SET TASK: Omit every picture and return the rest of the data unaltered.
## BEGIN EXTRACTED ENTRIES
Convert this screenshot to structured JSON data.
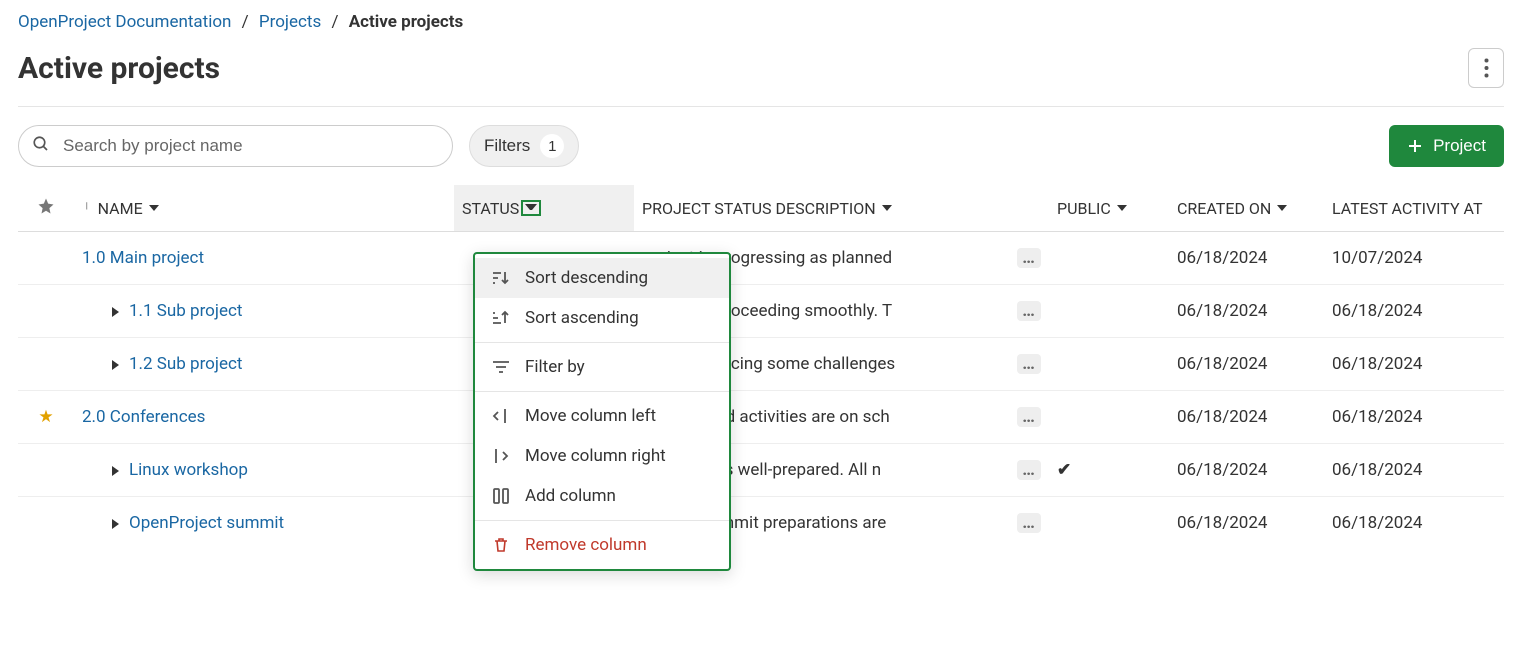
{
  "breadcrumb": {
    "root": "OpenProject Documentation",
    "level1": "Projects",
    "current": "Active projects"
  },
  "page_title": "Active projects",
  "search": {
    "placeholder": "Search by project name"
  },
  "filters": {
    "label": "Filters",
    "count": "1"
  },
  "new_project_label": "Project",
  "columns": {
    "name": "NAME",
    "status": "STATUS",
    "desc": "PROJECT STATUS DESCRIPTION",
    "public": "PUBLIC",
    "created": "CREATED ON",
    "activity": "LATEST ACTIVITY AT"
  },
  "dropdown": {
    "sort_desc": "Sort descending",
    "sort_asc": "Sort ascending",
    "filter_by": "Filter by",
    "move_left": "Move column left",
    "move_right": "Move column right",
    "add_col": "Add column",
    "remove_col": "Remove column"
  },
  "rows": [
    {
      "fav": false,
      "indent": 0,
      "expandable": false,
      "name": "1.0 Main project",
      "desc": "project is progressing as planned",
      "public": "",
      "created": "06/18/2024",
      "activity": "10/07/2024"
    },
    {
      "fav": false,
      "indent": 1,
      "expandable": true,
      "name": "1.1 Sub project",
      "desc": "project is proceeding smoothly. T",
      "public": "",
      "created": "06/18/2024",
      "activity": "06/18/2024"
    },
    {
      "fav": false,
      "indent": 1,
      "expandable": true,
      "name": "1.2 Sub project",
      "desc": "project is facing some challenges",
      "public": "",
      "created": "06/18/2024",
      "activity": "06/18/2024"
    },
    {
      "fav": true,
      "indent": 0,
      "expandable": false,
      "name": "2.0 Conferences",
      "desc": "ence-related activities are on sch",
      "public": "",
      "created": "06/18/2024",
      "activity": "06/18/2024"
    },
    {
      "fav": false,
      "indent": 1,
      "expandable": true,
      "name": "Linux workshop",
      "desc": "workshop is well-prepared. All n",
      "public": "✔",
      "created": "06/18/2024",
      "activity": "06/18/2024"
    },
    {
      "fav": false,
      "indent": 1,
      "expandable": true,
      "name": "OpenProject summit",
      "desc": "Project Summit preparations are",
      "public": "",
      "created": "06/18/2024",
      "activity": "06/18/2024"
    }
  ]
}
## END EXTRACTED ENTRIES
TASK SOLUTION:
Convert this screenshot to structured JSON data.
{
  "breadcrumb": {
    "root": "OpenProject Documentation",
    "level1": "Projects",
    "current": "Active projects"
  },
  "page_title": "Active projects",
  "search": {
    "placeholder": "Search by project name"
  },
  "filters": {
    "label": "Filters",
    "count": "1"
  },
  "new_project_label": "Project",
  "columns": {
    "name": "NAME",
    "status": "STATUS",
    "desc": "PROJECT STATUS DESCRIPTION",
    "public": "PUBLIC",
    "created": "CREATED ON",
    "activity": "LATEST ACTIVITY AT"
  },
  "dropdown": {
    "sort_desc": "Sort descending",
    "sort_asc": "Sort ascending",
    "filter_by": "Filter by",
    "move_left": "Move column left",
    "move_right": "Move column right",
    "add_col": "Add column",
    "remove_col": "Remove column"
  },
  "rows": [
    {
      "fav": false,
      "indent": 0,
      "expandable": false,
      "name": "1.0 Main project",
      "desc": "project is progressing as planned",
      "public": "",
      "created": "06/18/2024",
      "activity": "10/07/2024"
    },
    {
      "fav": false,
      "indent": 1,
      "expandable": true,
      "name": "1.1 Sub project",
      "desc": "project is proceeding smoothly. T",
      "public": "",
      "created": "06/18/2024",
      "activity": "06/18/2024"
    },
    {
      "fav": false,
      "indent": 1,
      "expandable": true,
      "name": "1.2 Sub project",
      "desc": "project is facing some challenges",
      "public": "",
      "created": "06/18/2024",
      "activity": "06/18/2024"
    },
    {
      "fav": true,
      "indent": 0,
      "expandable": false,
      "name": "2.0 Conferences",
      "desc": "ence-related activities are on sch",
      "public": "",
      "created": "06/18/2024",
      "activity": "06/18/2024"
    },
    {
      "fav": false,
      "indent": 1,
      "expandable": true,
      "name": "Linux workshop",
      "desc": "workshop is well-prepared. All n",
      "public": "✔",
      "created": "06/18/2024",
      "activity": "06/18/2024"
    },
    {
      "fav": false,
      "indent": 1,
      "expandable": true,
      "name": "OpenProject summit",
      "desc": "Project Summit preparations are",
      "public": "",
      "created": "06/18/2024",
      "activity": "06/18/2024"
    }
  ]
}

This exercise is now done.